Task brief
Each entry that follows must be output without any deviation.

The input
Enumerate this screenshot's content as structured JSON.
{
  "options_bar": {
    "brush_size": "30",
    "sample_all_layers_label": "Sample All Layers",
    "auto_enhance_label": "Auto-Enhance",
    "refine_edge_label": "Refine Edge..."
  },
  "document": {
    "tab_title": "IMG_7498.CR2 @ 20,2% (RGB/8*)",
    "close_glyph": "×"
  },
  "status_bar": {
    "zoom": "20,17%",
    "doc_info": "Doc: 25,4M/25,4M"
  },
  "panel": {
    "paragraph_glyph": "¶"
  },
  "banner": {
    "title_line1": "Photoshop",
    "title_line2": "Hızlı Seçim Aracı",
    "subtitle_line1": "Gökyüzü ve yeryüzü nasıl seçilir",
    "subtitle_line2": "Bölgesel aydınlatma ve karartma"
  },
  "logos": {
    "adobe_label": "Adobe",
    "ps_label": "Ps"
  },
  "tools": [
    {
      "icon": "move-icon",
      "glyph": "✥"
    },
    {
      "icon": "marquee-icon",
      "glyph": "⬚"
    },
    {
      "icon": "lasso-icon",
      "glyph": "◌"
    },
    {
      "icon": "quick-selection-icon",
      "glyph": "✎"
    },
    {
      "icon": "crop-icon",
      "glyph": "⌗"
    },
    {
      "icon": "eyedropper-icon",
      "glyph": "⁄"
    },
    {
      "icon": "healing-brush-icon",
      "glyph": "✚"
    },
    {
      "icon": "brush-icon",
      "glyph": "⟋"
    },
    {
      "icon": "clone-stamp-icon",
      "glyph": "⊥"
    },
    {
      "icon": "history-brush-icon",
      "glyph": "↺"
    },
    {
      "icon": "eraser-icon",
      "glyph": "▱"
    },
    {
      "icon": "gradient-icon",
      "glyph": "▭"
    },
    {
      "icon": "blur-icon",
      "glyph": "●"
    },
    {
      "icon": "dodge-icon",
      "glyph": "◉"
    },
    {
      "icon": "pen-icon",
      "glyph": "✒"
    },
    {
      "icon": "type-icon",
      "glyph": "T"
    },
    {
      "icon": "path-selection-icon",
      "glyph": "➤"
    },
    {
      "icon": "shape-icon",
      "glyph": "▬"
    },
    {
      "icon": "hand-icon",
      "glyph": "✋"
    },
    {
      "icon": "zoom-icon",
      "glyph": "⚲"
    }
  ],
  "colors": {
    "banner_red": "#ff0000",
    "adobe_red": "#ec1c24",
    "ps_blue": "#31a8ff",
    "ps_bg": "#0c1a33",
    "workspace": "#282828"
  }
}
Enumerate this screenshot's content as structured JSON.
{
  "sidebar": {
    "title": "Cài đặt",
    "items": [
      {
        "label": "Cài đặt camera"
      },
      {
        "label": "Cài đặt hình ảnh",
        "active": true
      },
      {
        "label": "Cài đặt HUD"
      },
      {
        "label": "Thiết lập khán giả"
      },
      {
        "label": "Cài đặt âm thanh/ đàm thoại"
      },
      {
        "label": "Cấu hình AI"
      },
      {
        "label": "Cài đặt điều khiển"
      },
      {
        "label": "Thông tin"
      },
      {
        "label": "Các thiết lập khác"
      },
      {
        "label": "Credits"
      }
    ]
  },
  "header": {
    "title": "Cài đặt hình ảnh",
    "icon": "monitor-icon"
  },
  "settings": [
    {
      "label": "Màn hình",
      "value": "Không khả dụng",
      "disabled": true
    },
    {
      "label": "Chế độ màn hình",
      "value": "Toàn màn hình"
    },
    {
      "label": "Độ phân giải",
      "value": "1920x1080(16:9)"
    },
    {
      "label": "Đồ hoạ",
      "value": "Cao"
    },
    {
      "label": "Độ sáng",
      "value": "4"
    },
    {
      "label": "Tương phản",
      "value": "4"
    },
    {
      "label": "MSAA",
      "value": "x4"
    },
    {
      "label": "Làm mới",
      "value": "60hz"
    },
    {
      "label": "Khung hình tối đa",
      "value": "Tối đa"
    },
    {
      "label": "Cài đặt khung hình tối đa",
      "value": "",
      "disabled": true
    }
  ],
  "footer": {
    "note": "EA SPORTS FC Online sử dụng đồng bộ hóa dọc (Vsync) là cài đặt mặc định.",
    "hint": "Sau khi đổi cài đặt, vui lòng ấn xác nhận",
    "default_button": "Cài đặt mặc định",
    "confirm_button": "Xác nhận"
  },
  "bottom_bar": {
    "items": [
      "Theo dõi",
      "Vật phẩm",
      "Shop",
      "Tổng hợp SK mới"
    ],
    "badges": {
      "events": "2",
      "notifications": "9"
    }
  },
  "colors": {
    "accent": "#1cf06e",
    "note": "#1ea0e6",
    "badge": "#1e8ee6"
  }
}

Exercise answer
Enumerate this screenshot's content as structured JSON.
{
  "options_bar": {
    "brush_size": "30",
    "sample_all_layers_label": "Sample All Layers",
    "auto_enhance_label": "Auto-Enhance",
    "refine_edge_label": "Refine Edge..."
  },
  "document": {
    "tab_title": "IMG_7498.CR2 @ 20,2% (RGB/8*)",
    "close_glyph": "×"
  },
  "status_bar": {
    "zoom": "20,17%",
    "doc_info": "Doc: 25,4M/25,4M"
  },
  "panel": {
    "paragraph_glyph": "¶"
  },
  "banner": {
    "title_line1": "Photoshop",
    "title_line2": "Hızlı Seçim Aracı",
    "subtitle_line1": "Gökyüzü ve yeryüzü nasıl seçilir",
    "subtitle_line2": "Bölgesel aydınlatma ve karartma"
  },
  "logos": {
    "adobe_label": "Adobe",
    "ps_label": "Ps"
  },
  "tools": [
    {
      "icon": "move-icon",
      "glyph": "✥"
    },
    {
      "icon": "marquee-icon",
      "glyph": "⬚"
    },
    {
      "icon": "lasso-icon",
      "glyph": "◌"
    },
    {
      "icon": "quick-selection-icon",
      "glyph": "✎"
    },
    {
      "icon": "crop-icon",
      "glyph": "⌗"
    },
    {
      "icon": "eyedropper-icon",
      "glyph": "⁄"
    },
    {
      "icon": "healing-brush-icon",
      "glyph": "✚"
    },
    {
      "icon": "brush-icon",
      "glyph": "⟋"
    },
    {
      "icon": "clone-stamp-icon",
      "glyph": "⊥"
    },
    {
      "icon": "history-brush-icon",
      "glyph": "↺"
    },
    {
      "icon": "eraser-icon",
      "glyph": "▱"
    },
    {
      "icon": "gradient-icon",
      "glyph": "▭"
    },
    {
      "icon": "blur-icon",
      "glyph": "●"
    },
    {
      "icon": "dodge-icon",
      "glyph": "◉"
    },
    {
      "icon": "pen-icon",
      "glyph": "✒"
    },
    {
      "icon": "type-icon",
      "glyph": "T"
    },
    {
      "icon": "path-selection-icon",
      "glyph": "➤"
    },
    {
      "icon": "shape-icon",
      "glyph": "▬"
    },
    {
      "icon": "hand-icon",
      "glyph": "✋"
    },
    {
      "icon": "zoom-icon",
      "glyph": "⚲"
    }
  ],
  "colors": {
    "banner_red": "#ff0000",
    "adobe_red": "#ec1c24",
    "ps_blue": "#31a8ff",
    "ps_bg": "#0c1a33",
    "workspace": "#282828"
  }
}
Enumerate this screenshot's content as structured JSON.
{
  "sidebar": {
    "title": "Cài đặt",
    "items": [
      {
        "label": "Cài đặt camera"
      },
      {
        "label": "Cài đặt hình ảnh",
        "active": true
      },
      {
        "label": "Cài đặt HUD"
      },
      {
        "label": "Thiết lập khán giả"
      },
      {
        "label": "Cài đặt âm thanh/ đàm thoại"
      },
      {
        "label": "Cấu hình AI"
      },
      {
        "label": "Cài đặt điều khiển"
      },
      {
        "label": "Thông tin"
      },
      {
        "label": "Các thiết lập khác"
      },
      {
        "label": "Credits"
      }
    ]
  },
  "header": {
    "title": "Cài đặt hình ảnh",
    "icon": "monitor-icon"
  },
  "settings": [
    {
      "label": "Màn hình",
      "value": "Không khả dụng",
      "disabled": true
    },
    {
      "label": "Chế độ màn hình",
      "value": "Toàn màn hình"
    },
    {
      "label": "Độ phân giải",
      "value": "1920x1080(16:9)"
    },
    {
      "label": "Đồ hoạ",
      "value": "Cao"
    },
    {
      "label": "Độ sáng",
      "value": "4"
    },
    {
      "label": "Tương phản",
      "value": "4"
    },
    {
      "label": "MSAA",
      "value": "x4"
    },
    {
      "label": "Làm mới",
      "value": "60hz"
    },
    {
      "label": "Khung hình tối đa",
      "value": "Tối đa"
    },
    {
      "label": "Cài đặt khung hình tối đa",
      "value": "",
      "disabled": true
    }
  ],
  "footer": {
    "note": "EA SPORTS FC Online sử dụng đồng bộ hóa dọc (Vsync) là cài đặt mặc định.",
    "hint": "Sau khi đổi cài đặt, vui lòng ấn xác nhận",
    "default_button": "Cài đặt mặc định",
    "confirm_button": "Xác nhận"
  },
  "bottom_bar": {
    "items": [
      "Theo dõi",
      "Vật phẩm",
      "Shop",
      "Tổng hợp SK mới"
    ],
    "badges": {
      "events": "2",
      "notifications": "9"
    }
  },
  "colors": {
    "accent": "#1cf06e",
    "note": "#1ea0e6",
    "badge": "#1e8ee6"
  }
}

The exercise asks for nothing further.